## Goal
In your copy, include every line of the listing below exactly but none of the pictures.

## Saved data entries
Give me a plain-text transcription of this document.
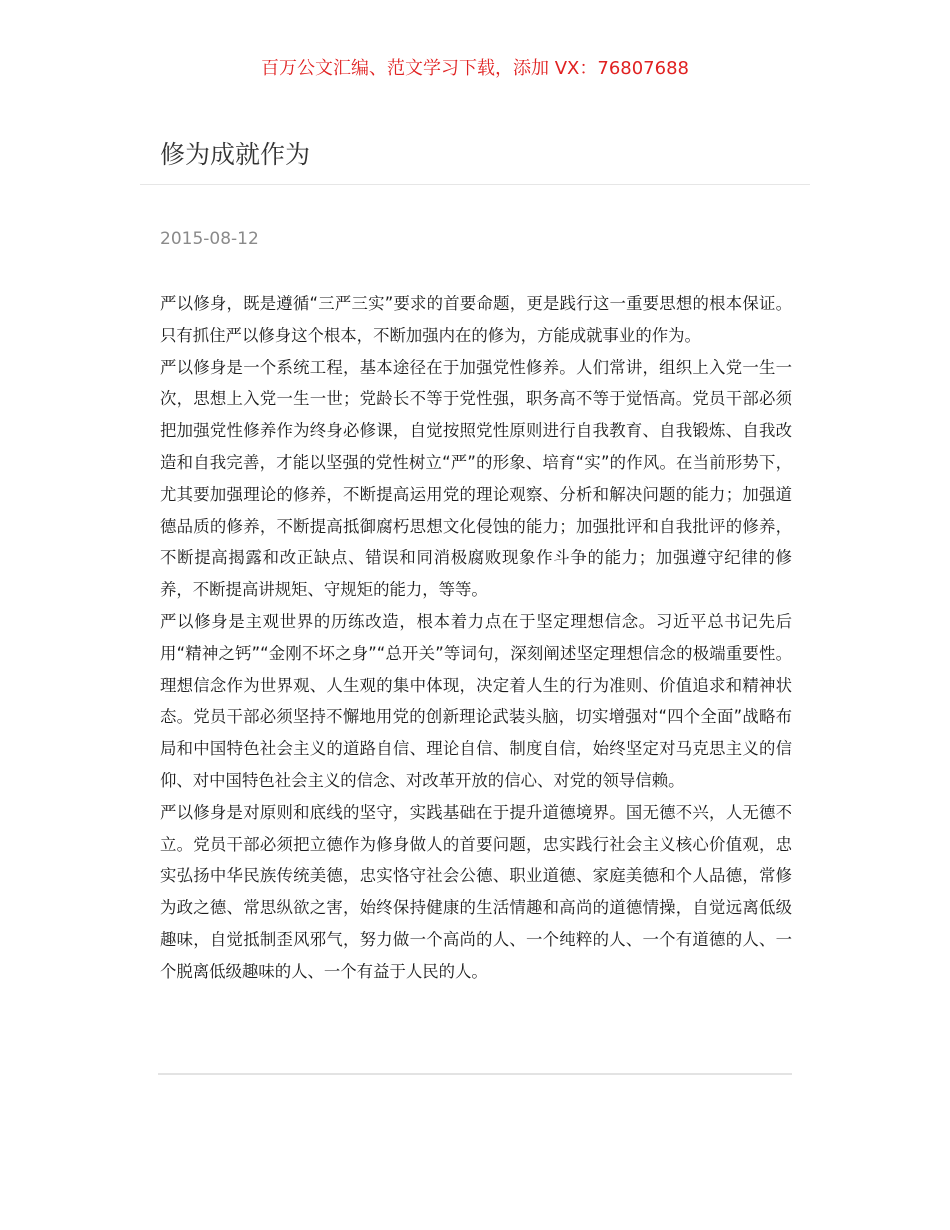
百万公文汇编、范文学习下载，添加 VX：76807688
修为成就作为
2015-08-12

严以修身，既是遵循“三严三实”要求的首要命题，更是践行这一重要思想的根本保证。只有抓住严以修身这个根本，不断加强内在的修为，方能成就事业的作为。

严以修身是一个系统工程，基本途径在于加强党性修养。人们常讲，组织上入党一生一次，思想上入党一生一世；党龄长不等于党性强，职务高不等于觉悟高。党员干部必须把加强党性修养作为终身必修课，自觉按照党性原则进行自我教育、自我锻炼、自我改造和自我完善，才能以坚强的党性树立“严”的形象、培育“实”的作风。在当前形势下，尤其要加强理论的修养，不断提高运用党的理论观察、分析和解决问题的能力；加强道德品质的修养，不断提高抵御腐朽思想文化侵蚀的能力；加强批评和自我批评的修养，不断提高揭露和改正缺点、错误和同消极腐败现象作斗争的能力；加强遵守纪律的修养，不断提高讲规矩、守规矩的能力，等等。

严以修身是主观世界的历练改造，根本着力点在于坚定理想信念。习近平总书记先后用“精神之钙”“金刚不坏之身”“总开关”等词句，深刻阐述坚定理想信念的极端重要性。理想信念作为世界观、人生观的集中体现，决定着人生的行为准则、价值追求和精神状态。党员干部必须坚持不懈地用党的创新理论武装头脑，切实增强对“四个全面”战略布局和中国特色社会主义的道路自信、理论自信、制度自信，始终坚定对马克思主义的信仰、对中国特色社会主义的信念、对改革开放的信心、对党的领导信赖。

严以修身是对原则和底线的坚守，实践基础在于提升道德境界。国无德不兴，人无德不立。党员干部必须把立德作为修身做人的首要问题，忠实践行社会主义核心价值观，忠实弘扬中华民族传统美德，忠实恪守社会公德、职业道德、家庭美德和个人品德，常修为政之德、常思纵欲之害，始终保持健康的生活情趣和高尚的道德情操，自觉远离低级趣味，自觉抵制歪风邪气，努力做一个高尚的人、一个纯粹的人、一个有道德的人、一个脱离低级趣味的人、一个有益于人民的人。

## Answer to this task
Give me a plain-text transcription of this document.
百万公文汇编、范文学习下载，添加 VX：76807688
修为成就作为
2015-08-12

严以修身，既是遵循“三严三实”要求的首要命题，更是践行这一重要思想的根本保证。只有抓住严以修身这个根本，不断加强内在的修为，方能成就事业的作为。

严以修身是一个系统工程，基本途径在于加强党性修养。人们常讲，组织上入党一生一次，思想上入党一生一世；党龄长不等于党性强，职务高不等于觉悟高。党员干部必须把加强党性修养作为终身必修课，自觉按照党性原则进行自我教育、自我锻炼、自我改造和自我完善，才能以坚强的党性树立“严”的形象、培育“实”的作风。在当前形势下，尤其要加强理论的修养，不断提高运用党的理论观察、分析和解决问题的能力；加强道德品质的修养，不断提高抵御腐朽思想文化侵蚀的能力；加强批评和自我批评的修养，不断提高揭露和改正缺点、错误和同消极腐败现象作斗争的能力；加强遵守纪律的修养，不断提高讲规矩、守规矩的能力，等等。

严以修身是主观世界的历练改造，根本着力点在于坚定理想信念。习近平总书记先后用“精神之钙”“金刚不坏之身”“总开关”等词句，深刻阐述坚定理想信念的极端重要性。理想信念作为世界观、人生观的集中体现，决定着人生的行为准则、价值追求和精神状态。党员干部必须坚持不懈地用党的创新理论武装头脑，切实增强对“四个全面”战略布局和中国特色社会主义的道路自信、理论自信、制度自信，始终坚定对马克思主义的信仰、对中国特色社会主义的信念、对改革开放的信心、对党的领导信赖。

严以修身是对原则和底线的坚守，实践基础在于提升道德境界。国无德不兴，人无德不立。党员干部必须把立德作为修身做人的首要问题，忠实践行社会主义核心价值观，忠实弘扬中华民族传统美德，忠实恪守社会公德、职业道德、家庭美德和个人品德，常修为政之德、常思纵欲之害，始终保持健康的生活情趣和高尚的道德情操，自觉远离低级趣味，自觉抵制歪风邪气，努力做一个高尚的人、一个纯粹的人、一个有道德的人、一个脱离低级趣味的人、一个有益于人民的人。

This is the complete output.